__WHAT IS ASKED__
Look through the data below and count each line where the word "name" appears. Reply with the count alone.

-------- RECORD EXCERPTS --------

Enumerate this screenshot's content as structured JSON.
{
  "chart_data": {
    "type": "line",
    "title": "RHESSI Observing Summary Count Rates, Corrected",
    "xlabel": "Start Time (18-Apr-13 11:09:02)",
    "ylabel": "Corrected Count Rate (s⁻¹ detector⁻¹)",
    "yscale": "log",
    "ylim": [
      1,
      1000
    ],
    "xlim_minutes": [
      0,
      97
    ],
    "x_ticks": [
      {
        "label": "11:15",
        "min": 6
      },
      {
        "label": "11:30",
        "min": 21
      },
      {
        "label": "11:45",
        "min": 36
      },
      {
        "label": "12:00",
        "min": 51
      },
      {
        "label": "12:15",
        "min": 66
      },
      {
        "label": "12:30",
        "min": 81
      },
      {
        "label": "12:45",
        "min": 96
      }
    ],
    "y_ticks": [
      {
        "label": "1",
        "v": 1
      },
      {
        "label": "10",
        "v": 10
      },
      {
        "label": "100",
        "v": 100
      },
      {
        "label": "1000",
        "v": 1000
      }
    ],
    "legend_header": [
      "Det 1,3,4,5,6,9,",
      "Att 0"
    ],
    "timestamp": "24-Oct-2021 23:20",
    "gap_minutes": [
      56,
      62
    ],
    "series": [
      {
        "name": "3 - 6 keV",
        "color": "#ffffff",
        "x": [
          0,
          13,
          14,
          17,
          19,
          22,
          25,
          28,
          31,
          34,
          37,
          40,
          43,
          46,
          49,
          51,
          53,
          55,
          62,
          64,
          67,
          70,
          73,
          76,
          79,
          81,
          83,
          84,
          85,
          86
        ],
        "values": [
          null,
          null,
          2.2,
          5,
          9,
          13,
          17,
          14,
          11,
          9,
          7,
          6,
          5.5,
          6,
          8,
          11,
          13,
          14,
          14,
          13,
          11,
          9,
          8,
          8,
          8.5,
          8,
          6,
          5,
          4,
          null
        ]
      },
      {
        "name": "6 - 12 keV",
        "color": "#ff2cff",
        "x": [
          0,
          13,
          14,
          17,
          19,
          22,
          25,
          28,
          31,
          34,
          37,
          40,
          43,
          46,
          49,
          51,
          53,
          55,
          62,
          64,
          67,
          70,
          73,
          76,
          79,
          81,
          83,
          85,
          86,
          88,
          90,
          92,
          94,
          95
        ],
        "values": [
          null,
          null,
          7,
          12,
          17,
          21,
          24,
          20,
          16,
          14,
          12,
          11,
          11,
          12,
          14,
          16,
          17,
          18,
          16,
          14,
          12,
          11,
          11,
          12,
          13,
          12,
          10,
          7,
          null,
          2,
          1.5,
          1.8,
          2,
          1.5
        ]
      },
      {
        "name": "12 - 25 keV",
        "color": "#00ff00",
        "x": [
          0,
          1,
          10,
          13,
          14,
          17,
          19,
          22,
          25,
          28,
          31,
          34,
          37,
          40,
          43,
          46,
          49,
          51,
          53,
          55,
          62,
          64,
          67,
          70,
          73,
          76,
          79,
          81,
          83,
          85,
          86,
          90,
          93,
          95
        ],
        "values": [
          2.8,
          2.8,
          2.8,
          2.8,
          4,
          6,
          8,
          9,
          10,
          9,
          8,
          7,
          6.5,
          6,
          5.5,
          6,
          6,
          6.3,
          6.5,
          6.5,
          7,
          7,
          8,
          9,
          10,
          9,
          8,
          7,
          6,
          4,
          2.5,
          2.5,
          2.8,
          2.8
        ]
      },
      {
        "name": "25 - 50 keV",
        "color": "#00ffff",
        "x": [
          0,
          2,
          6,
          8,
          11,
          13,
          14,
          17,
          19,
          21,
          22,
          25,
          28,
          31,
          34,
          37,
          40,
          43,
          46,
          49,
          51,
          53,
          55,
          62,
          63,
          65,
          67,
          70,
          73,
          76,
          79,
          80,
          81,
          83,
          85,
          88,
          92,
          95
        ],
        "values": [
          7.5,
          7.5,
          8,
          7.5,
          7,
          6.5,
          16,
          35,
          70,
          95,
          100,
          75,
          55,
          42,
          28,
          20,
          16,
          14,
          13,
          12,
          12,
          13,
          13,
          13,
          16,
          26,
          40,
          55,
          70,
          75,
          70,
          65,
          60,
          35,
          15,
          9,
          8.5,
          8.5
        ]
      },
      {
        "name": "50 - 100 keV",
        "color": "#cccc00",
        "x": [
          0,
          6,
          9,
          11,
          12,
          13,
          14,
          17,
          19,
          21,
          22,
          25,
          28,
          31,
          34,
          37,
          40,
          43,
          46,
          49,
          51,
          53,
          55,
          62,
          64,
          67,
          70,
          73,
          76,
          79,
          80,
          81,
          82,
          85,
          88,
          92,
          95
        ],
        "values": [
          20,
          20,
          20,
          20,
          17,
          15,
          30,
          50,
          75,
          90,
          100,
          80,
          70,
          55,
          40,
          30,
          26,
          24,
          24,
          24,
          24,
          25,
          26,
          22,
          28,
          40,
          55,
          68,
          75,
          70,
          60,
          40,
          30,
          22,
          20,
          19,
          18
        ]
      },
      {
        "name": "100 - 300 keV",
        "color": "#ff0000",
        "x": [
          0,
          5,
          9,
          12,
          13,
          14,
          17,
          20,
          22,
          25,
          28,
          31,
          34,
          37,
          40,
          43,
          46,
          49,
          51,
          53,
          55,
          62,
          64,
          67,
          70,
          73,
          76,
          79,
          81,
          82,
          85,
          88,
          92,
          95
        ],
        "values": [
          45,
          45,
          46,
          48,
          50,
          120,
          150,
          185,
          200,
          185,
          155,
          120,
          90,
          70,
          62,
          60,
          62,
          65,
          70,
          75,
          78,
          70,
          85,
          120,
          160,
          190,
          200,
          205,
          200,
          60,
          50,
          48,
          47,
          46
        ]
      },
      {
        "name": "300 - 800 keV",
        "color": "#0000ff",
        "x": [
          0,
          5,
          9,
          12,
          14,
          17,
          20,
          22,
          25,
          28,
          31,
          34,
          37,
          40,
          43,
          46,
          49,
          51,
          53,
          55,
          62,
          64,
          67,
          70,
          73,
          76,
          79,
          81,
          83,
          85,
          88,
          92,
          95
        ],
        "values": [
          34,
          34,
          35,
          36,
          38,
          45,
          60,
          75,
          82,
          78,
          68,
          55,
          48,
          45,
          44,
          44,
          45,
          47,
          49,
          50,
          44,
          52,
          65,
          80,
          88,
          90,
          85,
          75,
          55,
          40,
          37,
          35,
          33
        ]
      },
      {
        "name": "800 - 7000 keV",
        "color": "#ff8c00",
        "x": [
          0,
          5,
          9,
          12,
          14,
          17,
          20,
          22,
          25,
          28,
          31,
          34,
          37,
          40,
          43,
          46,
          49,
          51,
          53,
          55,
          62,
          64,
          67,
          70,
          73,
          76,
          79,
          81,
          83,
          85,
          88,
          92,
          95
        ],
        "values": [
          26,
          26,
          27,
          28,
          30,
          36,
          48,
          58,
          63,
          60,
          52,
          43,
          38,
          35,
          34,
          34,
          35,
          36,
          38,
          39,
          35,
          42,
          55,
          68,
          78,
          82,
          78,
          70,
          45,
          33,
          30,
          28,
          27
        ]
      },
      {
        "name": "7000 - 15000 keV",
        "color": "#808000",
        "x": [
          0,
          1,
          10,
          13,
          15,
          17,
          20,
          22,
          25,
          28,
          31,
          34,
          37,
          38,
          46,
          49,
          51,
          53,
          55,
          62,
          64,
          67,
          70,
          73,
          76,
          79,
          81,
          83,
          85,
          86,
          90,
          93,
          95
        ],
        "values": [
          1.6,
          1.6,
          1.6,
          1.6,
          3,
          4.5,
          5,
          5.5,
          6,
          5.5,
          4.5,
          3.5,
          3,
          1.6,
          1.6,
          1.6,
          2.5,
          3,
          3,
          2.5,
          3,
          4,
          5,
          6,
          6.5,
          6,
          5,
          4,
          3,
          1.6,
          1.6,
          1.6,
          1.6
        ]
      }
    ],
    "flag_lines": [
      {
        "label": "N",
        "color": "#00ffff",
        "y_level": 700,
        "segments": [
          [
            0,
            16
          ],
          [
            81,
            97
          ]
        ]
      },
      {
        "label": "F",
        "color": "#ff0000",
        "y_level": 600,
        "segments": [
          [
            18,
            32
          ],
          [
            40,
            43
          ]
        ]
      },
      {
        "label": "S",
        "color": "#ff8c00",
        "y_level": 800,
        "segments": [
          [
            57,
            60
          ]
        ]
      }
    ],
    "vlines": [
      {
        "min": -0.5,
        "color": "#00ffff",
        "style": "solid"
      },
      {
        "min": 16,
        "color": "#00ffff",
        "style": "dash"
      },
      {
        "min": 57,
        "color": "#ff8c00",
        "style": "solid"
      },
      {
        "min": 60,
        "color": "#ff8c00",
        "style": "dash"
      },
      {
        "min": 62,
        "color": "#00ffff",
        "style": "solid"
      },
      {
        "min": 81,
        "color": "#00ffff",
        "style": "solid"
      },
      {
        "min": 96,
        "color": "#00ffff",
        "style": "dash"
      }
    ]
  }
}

--------

__TASK RESPONSE__
9